What is required = Return all lines with the word "Model" in them.

Material supplied =
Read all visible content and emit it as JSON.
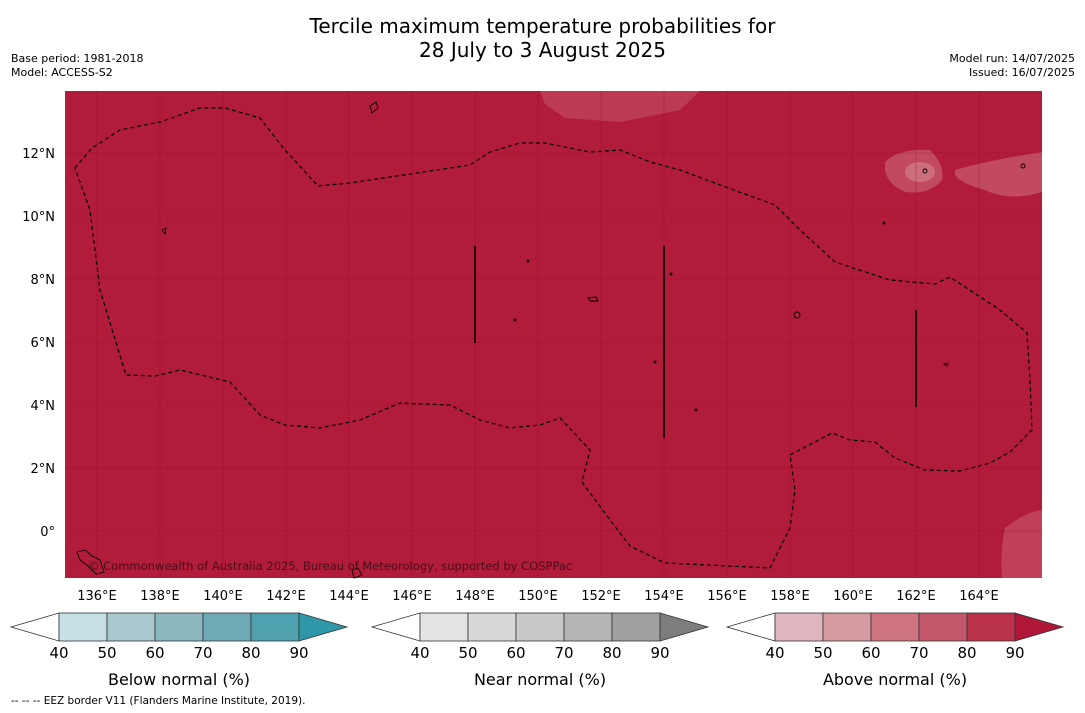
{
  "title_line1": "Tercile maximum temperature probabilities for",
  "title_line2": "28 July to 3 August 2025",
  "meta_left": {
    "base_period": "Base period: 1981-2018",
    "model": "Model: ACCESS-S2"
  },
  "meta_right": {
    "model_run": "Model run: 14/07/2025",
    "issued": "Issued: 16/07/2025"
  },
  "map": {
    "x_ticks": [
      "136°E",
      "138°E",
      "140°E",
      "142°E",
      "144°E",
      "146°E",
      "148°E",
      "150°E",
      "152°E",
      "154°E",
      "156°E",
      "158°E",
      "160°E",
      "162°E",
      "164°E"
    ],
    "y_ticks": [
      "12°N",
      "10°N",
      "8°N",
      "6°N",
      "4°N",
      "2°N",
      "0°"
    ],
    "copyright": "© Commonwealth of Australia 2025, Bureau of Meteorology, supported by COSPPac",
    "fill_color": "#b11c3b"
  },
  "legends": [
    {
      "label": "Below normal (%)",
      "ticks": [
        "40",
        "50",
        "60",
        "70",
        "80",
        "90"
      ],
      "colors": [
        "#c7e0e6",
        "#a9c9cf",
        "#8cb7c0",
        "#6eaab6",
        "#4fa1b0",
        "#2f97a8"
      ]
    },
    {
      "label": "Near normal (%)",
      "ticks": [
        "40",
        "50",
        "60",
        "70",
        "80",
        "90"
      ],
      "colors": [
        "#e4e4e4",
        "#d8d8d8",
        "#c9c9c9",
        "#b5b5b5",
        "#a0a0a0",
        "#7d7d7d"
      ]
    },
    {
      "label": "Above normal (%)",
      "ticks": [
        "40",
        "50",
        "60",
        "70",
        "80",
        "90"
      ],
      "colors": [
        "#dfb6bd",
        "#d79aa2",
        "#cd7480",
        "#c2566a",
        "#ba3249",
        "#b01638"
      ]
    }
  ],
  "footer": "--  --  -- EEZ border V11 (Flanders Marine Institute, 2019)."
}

---

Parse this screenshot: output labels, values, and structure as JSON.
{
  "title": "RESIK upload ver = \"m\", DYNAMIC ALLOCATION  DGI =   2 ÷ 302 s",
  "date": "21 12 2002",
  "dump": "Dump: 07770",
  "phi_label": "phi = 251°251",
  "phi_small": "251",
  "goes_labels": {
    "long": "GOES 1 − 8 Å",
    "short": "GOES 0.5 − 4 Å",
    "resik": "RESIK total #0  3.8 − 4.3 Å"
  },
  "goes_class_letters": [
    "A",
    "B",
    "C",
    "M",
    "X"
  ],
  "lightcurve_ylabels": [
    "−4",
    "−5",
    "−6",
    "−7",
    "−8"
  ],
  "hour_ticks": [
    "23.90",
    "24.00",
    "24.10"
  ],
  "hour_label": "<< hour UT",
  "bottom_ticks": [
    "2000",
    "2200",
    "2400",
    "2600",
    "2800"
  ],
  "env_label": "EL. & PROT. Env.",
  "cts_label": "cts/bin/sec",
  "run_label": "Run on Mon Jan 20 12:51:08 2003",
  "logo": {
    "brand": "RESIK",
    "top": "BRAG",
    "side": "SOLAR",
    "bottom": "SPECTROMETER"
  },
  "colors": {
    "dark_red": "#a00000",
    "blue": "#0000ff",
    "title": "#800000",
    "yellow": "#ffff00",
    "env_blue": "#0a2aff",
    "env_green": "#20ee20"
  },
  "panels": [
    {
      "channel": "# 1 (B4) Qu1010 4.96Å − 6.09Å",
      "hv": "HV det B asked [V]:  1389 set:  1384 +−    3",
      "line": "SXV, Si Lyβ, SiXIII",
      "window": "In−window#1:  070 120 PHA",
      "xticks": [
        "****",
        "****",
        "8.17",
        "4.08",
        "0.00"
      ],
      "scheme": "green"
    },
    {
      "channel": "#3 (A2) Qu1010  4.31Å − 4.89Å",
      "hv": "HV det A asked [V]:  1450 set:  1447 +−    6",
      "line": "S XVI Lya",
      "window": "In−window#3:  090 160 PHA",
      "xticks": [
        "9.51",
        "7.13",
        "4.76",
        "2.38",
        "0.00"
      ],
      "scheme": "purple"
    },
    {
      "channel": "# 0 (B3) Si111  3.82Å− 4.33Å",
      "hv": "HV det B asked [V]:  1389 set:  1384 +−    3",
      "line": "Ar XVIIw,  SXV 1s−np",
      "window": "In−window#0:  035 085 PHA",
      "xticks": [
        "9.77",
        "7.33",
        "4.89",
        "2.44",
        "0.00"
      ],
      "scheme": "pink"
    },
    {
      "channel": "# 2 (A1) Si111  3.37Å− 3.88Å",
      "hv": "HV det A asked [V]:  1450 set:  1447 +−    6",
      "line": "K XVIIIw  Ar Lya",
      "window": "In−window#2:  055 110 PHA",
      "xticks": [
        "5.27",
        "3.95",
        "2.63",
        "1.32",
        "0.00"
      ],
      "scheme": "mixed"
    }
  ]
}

Written solution =
    "model": "Model: ACCESS-S2"
    "model_run": "Model run: 14/07/2025",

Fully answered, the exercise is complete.